### [Direction]
Images must not appear in your copy; reproduce every other part of the records exactly.

++++ Dataset extract

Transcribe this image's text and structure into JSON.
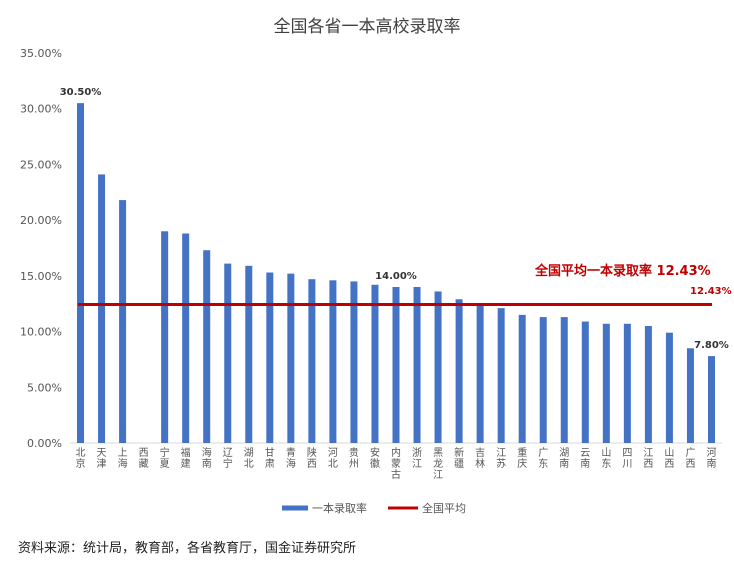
{
  "chart_data": {
    "type": "bar",
    "title": "全国各省一本高校录取率",
    "categories": [
      "北京",
      "天津",
      "上海",
      "西藏",
      "宁夏",
      "福建",
      "海南",
      "辽宁",
      "湖北",
      "甘肃",
      "青海",
      "陕西",
      "河北",
      "贵州",
      "安徽",
      "内蒙古",
      "浙江",
      "黑龙江",
      "新疆",
      "吉林",
      "江苏",
      "重庆",
      "广东",
      "湖南",
      "云南",
      "山东",
      "四川",
      "江西",
      "山西",
      "广西",
      "河南"
    ],
    "series": [
      {
        "name": "一本录取率",
        "type": "bar",
        "color": "#4472C4",
        "values": [
          30.5,
          24.1,
          21.8,
          0,
          19.0,
          18.8,
          17.3,
          16.1,
          15.9,
          15.3,
          15.2,
          14.7,
          14.6,
          14.5,
          14.2,
          14.0,
          14.0,
          13.6,
          12.9,
          12.4,
          12.1,
          11.5,
          11.3,
          11.3,
          10.9,
          10.7,
          10.7,
          10.5,
          9.9,
          8.5,
          7.8
        ]
      },
      {
        "name": "全国平均",
        "type": "line",
        "color": "#C00000",
        "value": 12.43
      }
    ],
    "ylim": [
      0,
      35
    ],
    "yticks": [
      "0.00%",
      "5.00%",
      "10.00%",
      "15.00%",
      "20.00%",
      "25.00%",
      "30.00%",
      "35.00%"
    ],
    "grid": false,
    "legend": "bottom",
    "data_labels": [
      {
        "index": 0,
        "text": "30.50%"
      },
      {
        "index": 15,
        "text": "14.00%"
      },
      {
        "index": 30,
        "text": "7.80%"
      }
    ],
    "annotations": {
      "average_title": "全国平均一本录取率 12.43%",
      "average_value": "12.43%"
    }
  },
  "footer": {
    "source": "资料来源：统计局，教育部，各省教育厅，国金证券研究所"
  }
}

++++++++

### [Exercise answer]
Transcribe this image's text and structure into JSON.
{
  "chart_data": {
    "type": "bar",
    "title": "全国各省一本高校录取率",
    "categories": [
      "北京",
      "天津",
      "上海",
      "西藏",
      "宁夏",
      "福建",
      "海南",
      "辽宁",
      "湖北",
      "甘肃",
      "青海",
      "陕西",
      "河北",
      "贵州",
      "安徽",
      "内蒙古",
      "浙江",
      "黑龙江",
      "新疆",
      "吉林",
      "江苏",
      "重庆",
      "广东",
      "湖南",
      "云南",
      "山东",
      "四川",
      "江西",
      "山西",
      "广西",
      "河南"
    ],
    "series": [
      {
        "name": "一本录取率",
        "type": "bar",
        "color": "#4472C4",
        "values": [
          30.5,
          24.1,
          21.8,
          0,
          19.0,
          18.8,
          17.3,
          16.1,
          15.9,
          15.3,
          15.2,
          14.7,
          14.6,
          14.5,
          14.2,
          14.0,
          14.0,
          13.6,
          12.9,
          12.4,
          12.1,
          11.5,
          11.3,
          11.3,
          10.9,
          10.7,
          10.7,
          10.5,
          9.9,
          8.5,
          7.8
        ]
      },
      {
        "name": "全国平均",
        "type": "line",
        "color": "#C00000",
        "value": 12.43
      }
    ],
    "ylim": [
      0,
      35
    ],
    "yticks": [
      "0.00%",
      "5.00%",
      "10.00%",
      "15.00%",
      "20.00%",
      "25.00%",
      "30.00%",
      "35.00%"
    ],
    "grid": false,
    "legend": "bottom",
    "data_labels": [
      {
        "index": 0,
        "text": "30.50%"
      },
      {
        "index": 15,
        "text": "14.00%"
      },
      {
        "index": 30,
        "text": "7.80%"
      }
    ],
    "annotations": {
      "average_title": "全国平均一本录取率 12.43%",
      "average_value": "12.43%"
    }
  },
  "footer": {
    "source": "资料来源：统计局，教育部，各省教育厅，国金证券研究所"
  }
}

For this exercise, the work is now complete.